# GOAL OF THE EXERCISE
Copy out the entries below with every "box-line" swapped for "sidebar-line" and everything else left unchanged, and omit the pictures.
====== GIVEN DATA
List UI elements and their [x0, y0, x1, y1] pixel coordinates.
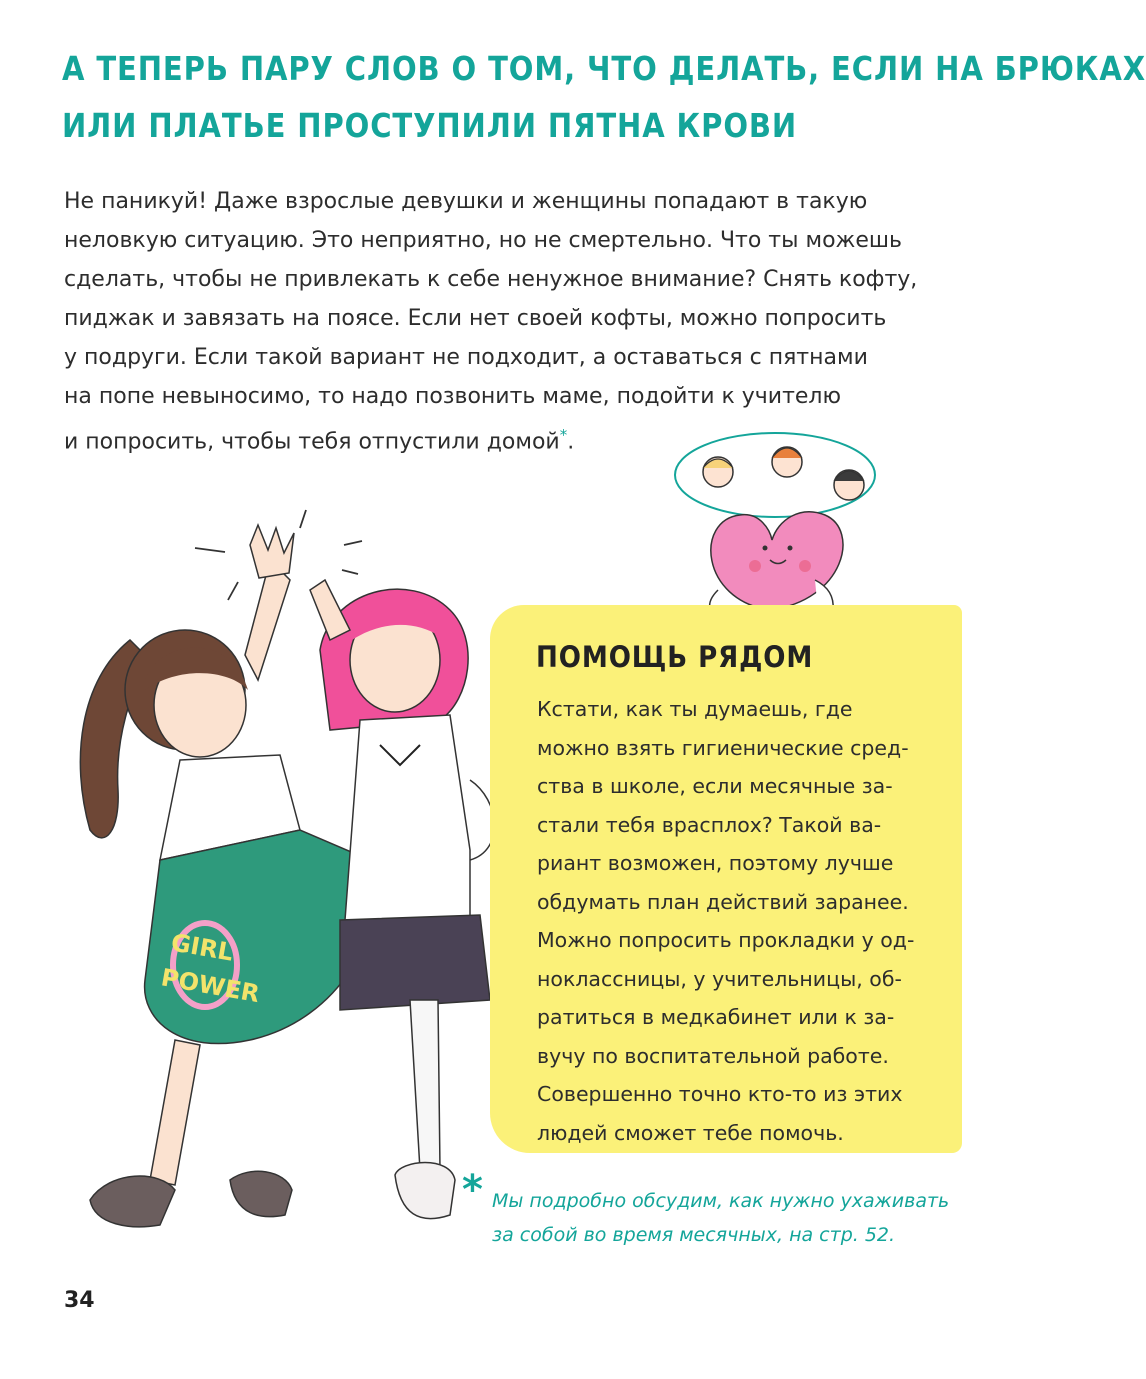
body-line: неловкую ситуацию. Это неприятно, но не смертельно. Что ты можешь [64, 228, 902, 253]
skirt-text-line-2: POWER [158, 963, 262, 1009]
heading-line-1: А ТЕПЕРЬ ПАРУ СЛОВ О ТОМ, ЧТО ДЕЛАТЬ, ЕСЛИ НА БРЮКАХ [62, 49, 1146, 88]
box-line: ства в школе, если месячные за- [537, 774, 893, 798]
box-line: ратиться в медкабинет или к за- [537, 1005, 895, 1029]
heart-character [710, 512, 843, 615]
body-line: на попе невыносимо, то надо позвонить маме, подойти к учителю [64, 384, 842, 409]
box-line: можно взять гигиенические сред- [537, 735, 909, 760]
footnote-star-icon: * [462, 1167, 483, 1213]
footnote-line: Мы подробно обсудим, как нужно ухаживать [492, 1190, 950, 1212]
body-line: пиджак и завязать на поясе. Если нет своей кофты, можно попросить [64, 306, 887, 331]
box-line: Можно попросить прокладки у од- [537, 928, 915, 952]
box-title: ПОМОЩЬ РЯДОМ [536, 640, 814, 674]
box-line: риант возможен, поэтому лучше [537, 851, 894, 875]
footnote [492, 1184, 949, 1252]
body-end-punct: . [567, 429, 575, 455]
body-line: у подруги. Если такой вариант не подходит, а оставаться с пятнами [64, 345, 868, 370]
body-line: сделать, чтобы не привлекать к себе ненужное внимание? Снять кофту, [64, 267, 918, 292]
footnote-marker: * [559, 426, 568, 444]
body-line: Не паникуй! Даже взрослые девушки и женщины попадают в такую [64, 189, 868, 214]
box-text [537, 690, 914, 1152]
page-number: 34 [64, 1288, 95, 1313]
thought-bubble [675, 433, 875, 545]
box-line: вучу по воспитательной работе. [537, 1043, 889, 1068]
footnote-line: за собой во время месячных, на стр. 52. [492, 1224, 896, 1246]
heading-line-2: ИЛИ ПЛАТЬЕ ПРОСТУПИЛИ ПЯТНА КРОВИ [62, 106, 798, 145]
skirt-text-line-1: GIRL [168, 928, 236, 967]
box-line: обдумать план действий заранее. [537, 889, 909, 914]
box-line: ноклассницы, у учительницы, об- [537, 966, 902, 991]
box-line: людей сможет тебе помочь. [537, 1120, 844, 1145]
box-line: стали тебя врасплох? Такой ва- [537, 812, 882, 837]
body-line: и попросить, чтобы тебя отпустили домой [64, 429, 560, 455]
box-line: Совершенно точно кто-то из этих [537, 1082, 903, 1106]
box-line: Кстати, как ты думаешь, где [537, 697, 853, 721]
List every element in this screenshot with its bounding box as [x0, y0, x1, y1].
============
# EXERCISE ANSWER
List UI elements and their [x0, y0, x1, y1] pixel coordinates.
body-line: неловкую ситуацию. Это неприятно, но не смертельно. Что ты можешь [64, 228, 902, 253]
skirt-text-line-2: POWER [158, 963, 262, 1009]
heading-line-1: А ТЕПЕРЬ ПАРУ СЛОВ О ТОМ, ЧТО ДЕЛАТЬ, ЕСЛИ НА БРЮКАХ [62, 49, 1146, 88]
sidebar-line: ства в школе, если месячные за- [537, 774, 893, 798]
sidebar-line: ратиться в медкабинет или к за- [537, 1005, 895, 1029]
heart-character [710, 512, 843, 615]
body-line: на попе невыносимо, то надо позвонить маме, подойти к учителю [64, 384, 842, 409]
sidebar-line: можно взять гигиенические сред- [537, 735, 909, 760]
footnote-star-icon: * [462, 1167, 483, 1213]
footnote-line: Мы подробно обсудим, как нужно ухаживать [492, 1190, 950, 1212]
body-line: пиджак и завязать на поясе. Если нет своей кофты, можно попросить [64, 306, 887, 331]
sidebar-line: Можно попросить прокладки у од- [537, 928, 915, 952]
box-title: ПОМОЩЬ РЯДОМ [536, 640, 814, 674]
sidebar-line: риант возможен, поэтому лучше [537, 851, 894, 875]
footnote [492, 1184, 949, 1252]
body-end-punct: . [567, 429, 575, 455]
body-line: у подруги. Если такой вариант не подходит, а оставаться с пятнами [64, 345, 868, 370]
body-line: сделать, чтобы не привлекать к себе ненужное внимание? Снять кофту, [64, 267, 918, 292]
footnote-marker: * [559, 426, 568, 444]
body-line: Не паникуй! Даже взрослые девушки и женщины попадают в такую [64, 189, 868, 214]
box-text [537, 690, 914, 1152]
page-number: 34 [64, 1288, 95, 1313]
thought-bubble [675, 433, 875, 545]
sidebar-line: вучу по воспитательной работе. [537, 1043, 889, 1068]
footnote-line: за собой во время месячных, на стр. 52. [492, 1224, 896, 1246]
heading-line-2: ИЛИ ПЛАТЬЕ ПРОСТУПИЛИ ПЯТНА КРОВИ [62, 106, 798, 145]
skirt-text-line-1: GIRL [168, 928, 236, 967]
sidebar-line: обдумать план действий заранее. [537, 889, 909, 914]
sidebar-line: ноклассницы, у учительницы, об- [537, 966, 902, 991]
sidebar-line: людей сможет тебе помочь. [537, 1120, 844, 1145]
sidebar-line: стали тебя врасплох? Такой ва- [537, 812, 882, 837]
body-line: и попросить, чтобы тебя отпустили домой [64, 429, 560, 455]
sidebar-line: Совершенно точно кто-то из этих [537, 1082, 903, 1106]
sidebar-line: Кстати, как ты думаешь, где [537, 697, 853, 721]
List every element in this screenshot with its bounding box as [x0, y0, x1, y1].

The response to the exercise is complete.